## Begin EXTRACTED ENTRIES

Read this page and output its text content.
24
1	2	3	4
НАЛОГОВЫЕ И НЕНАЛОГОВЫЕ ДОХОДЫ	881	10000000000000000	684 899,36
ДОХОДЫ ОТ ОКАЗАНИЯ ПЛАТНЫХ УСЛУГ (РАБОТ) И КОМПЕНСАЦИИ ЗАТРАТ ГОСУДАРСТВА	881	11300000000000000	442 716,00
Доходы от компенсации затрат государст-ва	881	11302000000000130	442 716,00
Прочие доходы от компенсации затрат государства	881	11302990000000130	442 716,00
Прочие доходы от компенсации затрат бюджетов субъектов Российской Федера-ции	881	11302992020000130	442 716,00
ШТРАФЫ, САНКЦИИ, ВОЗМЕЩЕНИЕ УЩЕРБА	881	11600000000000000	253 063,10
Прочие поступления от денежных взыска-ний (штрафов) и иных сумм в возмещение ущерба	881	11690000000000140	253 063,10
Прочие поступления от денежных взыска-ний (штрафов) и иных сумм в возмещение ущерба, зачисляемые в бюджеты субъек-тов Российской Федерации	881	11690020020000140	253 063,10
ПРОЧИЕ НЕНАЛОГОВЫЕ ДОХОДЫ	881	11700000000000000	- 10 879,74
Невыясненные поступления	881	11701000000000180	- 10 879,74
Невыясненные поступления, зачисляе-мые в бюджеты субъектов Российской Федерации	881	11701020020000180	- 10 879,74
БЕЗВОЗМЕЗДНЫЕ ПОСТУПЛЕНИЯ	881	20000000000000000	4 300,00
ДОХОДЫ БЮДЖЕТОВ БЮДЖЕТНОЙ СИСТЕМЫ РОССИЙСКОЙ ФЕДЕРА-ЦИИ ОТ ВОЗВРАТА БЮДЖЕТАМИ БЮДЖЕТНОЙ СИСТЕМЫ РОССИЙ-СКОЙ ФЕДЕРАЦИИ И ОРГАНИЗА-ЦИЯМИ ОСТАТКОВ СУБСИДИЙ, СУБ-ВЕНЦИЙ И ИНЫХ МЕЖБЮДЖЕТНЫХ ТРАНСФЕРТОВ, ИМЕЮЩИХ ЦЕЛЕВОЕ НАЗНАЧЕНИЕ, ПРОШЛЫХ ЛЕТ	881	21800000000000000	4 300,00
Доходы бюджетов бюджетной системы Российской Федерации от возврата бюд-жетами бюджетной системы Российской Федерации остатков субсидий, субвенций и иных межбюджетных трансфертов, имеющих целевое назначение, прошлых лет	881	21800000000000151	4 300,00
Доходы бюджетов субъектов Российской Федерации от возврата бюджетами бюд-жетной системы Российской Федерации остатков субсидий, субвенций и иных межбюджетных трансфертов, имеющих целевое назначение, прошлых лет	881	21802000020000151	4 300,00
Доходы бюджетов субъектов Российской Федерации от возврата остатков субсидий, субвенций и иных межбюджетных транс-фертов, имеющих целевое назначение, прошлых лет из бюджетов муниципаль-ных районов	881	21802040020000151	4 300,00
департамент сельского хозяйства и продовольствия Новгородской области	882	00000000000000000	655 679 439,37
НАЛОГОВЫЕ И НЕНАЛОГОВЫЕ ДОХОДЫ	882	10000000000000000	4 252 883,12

## End EXTRACTED ENTRIES
## Begin EXTRACTED ENTRIES

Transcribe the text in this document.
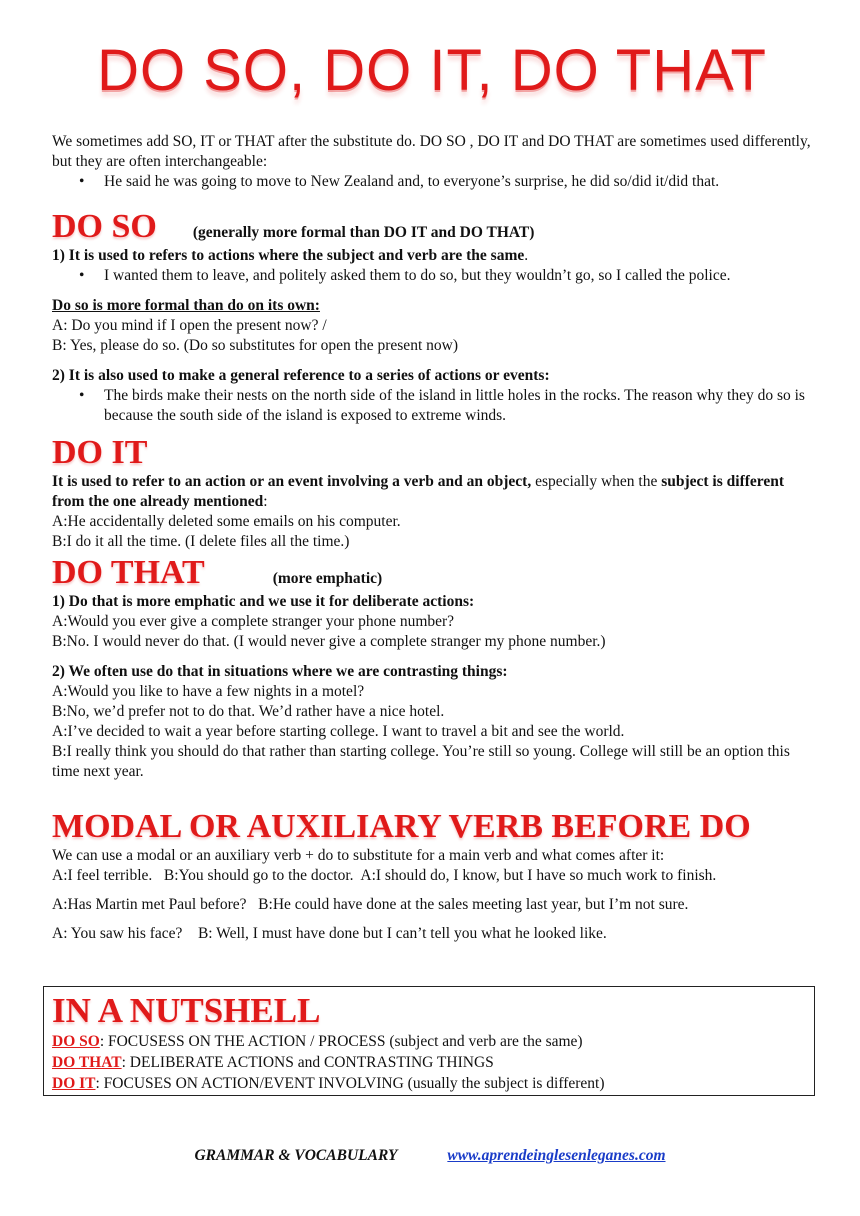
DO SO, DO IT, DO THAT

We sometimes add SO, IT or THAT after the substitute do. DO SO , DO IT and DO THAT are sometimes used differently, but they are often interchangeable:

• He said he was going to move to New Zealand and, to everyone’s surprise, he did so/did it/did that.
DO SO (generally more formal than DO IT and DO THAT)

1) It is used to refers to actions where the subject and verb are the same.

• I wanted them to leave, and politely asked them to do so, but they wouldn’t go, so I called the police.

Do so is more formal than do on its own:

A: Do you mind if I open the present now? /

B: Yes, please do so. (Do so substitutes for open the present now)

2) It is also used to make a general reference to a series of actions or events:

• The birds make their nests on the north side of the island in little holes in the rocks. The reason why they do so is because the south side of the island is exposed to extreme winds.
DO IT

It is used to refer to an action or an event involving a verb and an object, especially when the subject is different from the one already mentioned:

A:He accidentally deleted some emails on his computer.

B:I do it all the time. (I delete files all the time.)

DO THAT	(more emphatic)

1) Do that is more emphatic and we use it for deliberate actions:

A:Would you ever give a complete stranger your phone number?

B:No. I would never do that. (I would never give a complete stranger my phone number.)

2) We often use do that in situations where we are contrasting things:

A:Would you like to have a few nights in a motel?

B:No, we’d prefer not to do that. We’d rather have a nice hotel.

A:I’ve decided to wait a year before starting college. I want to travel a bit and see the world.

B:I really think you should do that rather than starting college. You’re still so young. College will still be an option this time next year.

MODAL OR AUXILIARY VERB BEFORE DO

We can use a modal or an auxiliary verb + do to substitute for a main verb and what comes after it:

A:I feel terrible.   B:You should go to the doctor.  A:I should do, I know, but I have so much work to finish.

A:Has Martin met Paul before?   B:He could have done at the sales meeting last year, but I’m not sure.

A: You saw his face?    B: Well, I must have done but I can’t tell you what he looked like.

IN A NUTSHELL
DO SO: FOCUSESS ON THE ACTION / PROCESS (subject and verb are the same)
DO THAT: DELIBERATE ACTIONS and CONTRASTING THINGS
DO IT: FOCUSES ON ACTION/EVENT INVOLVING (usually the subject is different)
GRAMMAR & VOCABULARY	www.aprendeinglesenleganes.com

## End EXTRACTED ENTRIES

▶ TASK DESCRIPTION: Which lines hold the word "Невыясненные"? Return all of them from the records above.

▶ THE SOLUTION:
Невыясненные поступления	881	11701000000000180	- 10 879,74
Невыясненные поступления, зачисляе-мые в бюджеты субъектов Российской Федерации	881	11701020020000180	- 10 879,74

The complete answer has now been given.